- _Dataset_
##########

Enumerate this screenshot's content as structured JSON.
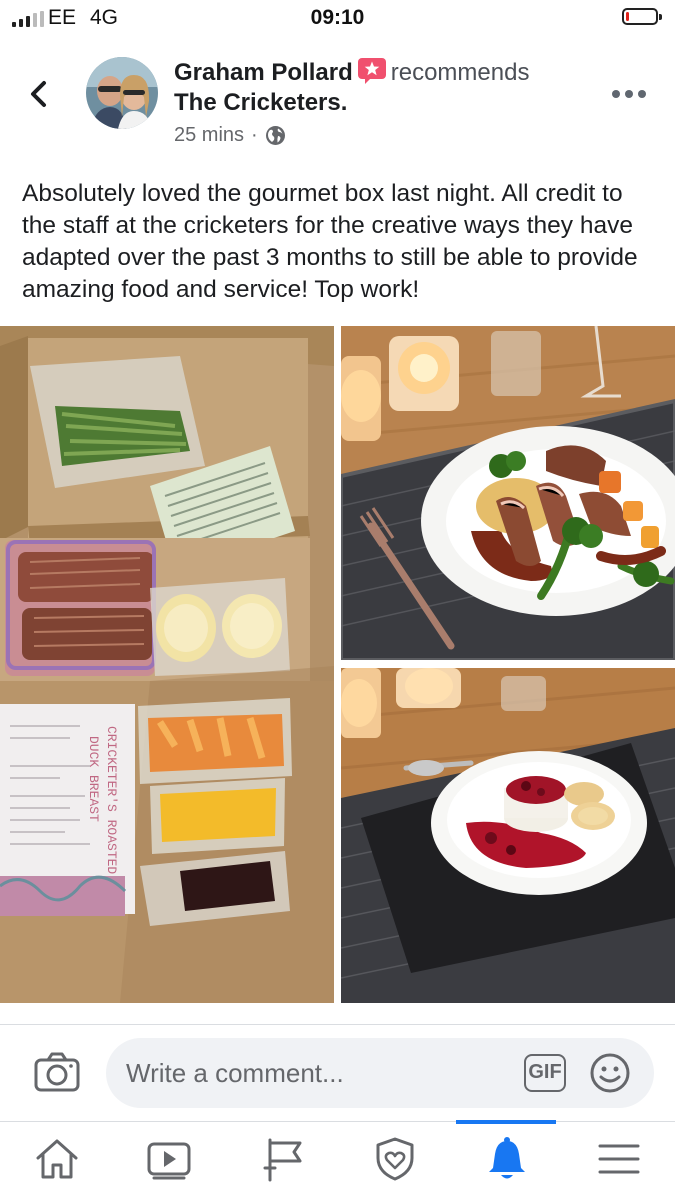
{
  "status_bar": {
    "carrier": "EE",
    "network": "4G",
    "time": "09:10",
    "battery_level": 0.1,
    "battery_color": "#e0231b"
  },
  "post": {
    "author": "Graham Pollard",
    "action": "recommends",
    "page": "The Cricketers.",
    "time_ago": "25 mins",
    "separator": "·",
    "audience_icon": "globe-icon",
    "recommend_icon": "recommend-star-icon",
    "text": "Absolutely loved the gourmet box last night. All credit to the staff at the cricketers for the creative ways they have adapted over the past 3 months to still be able to provide amazing food and service! Top work!",
    "menu_card_text": "CRICKETER'S ROASTED DUCK BREAST"
  },
  "comment_bar": {
    "placeholder": "Write a comment...",
    "gif_label": "GIF",
    "camera_icon": "camera-icon",
    "emoji_icon": "smiley-icon"
  },
  "tab_bar": {
    "tabs": [
      "home-icon",
      "video-icon",
      "pages-flag-icon",
      "dating-shield-icon",
      "notifications-bell-icon",
      "menu-icon"
    ],
    "active_tab": "notifications-bell-icon",
    "accent_color": "#1877f2",
    "icon_color": "#65676b"
  }
}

##########

- _Set problem_
Look through the material above. Copy each line where the word "notifications" appears.

- _Full output_
      "notifications-bell-icon",
    "active_tab": "notifications-bell-icon",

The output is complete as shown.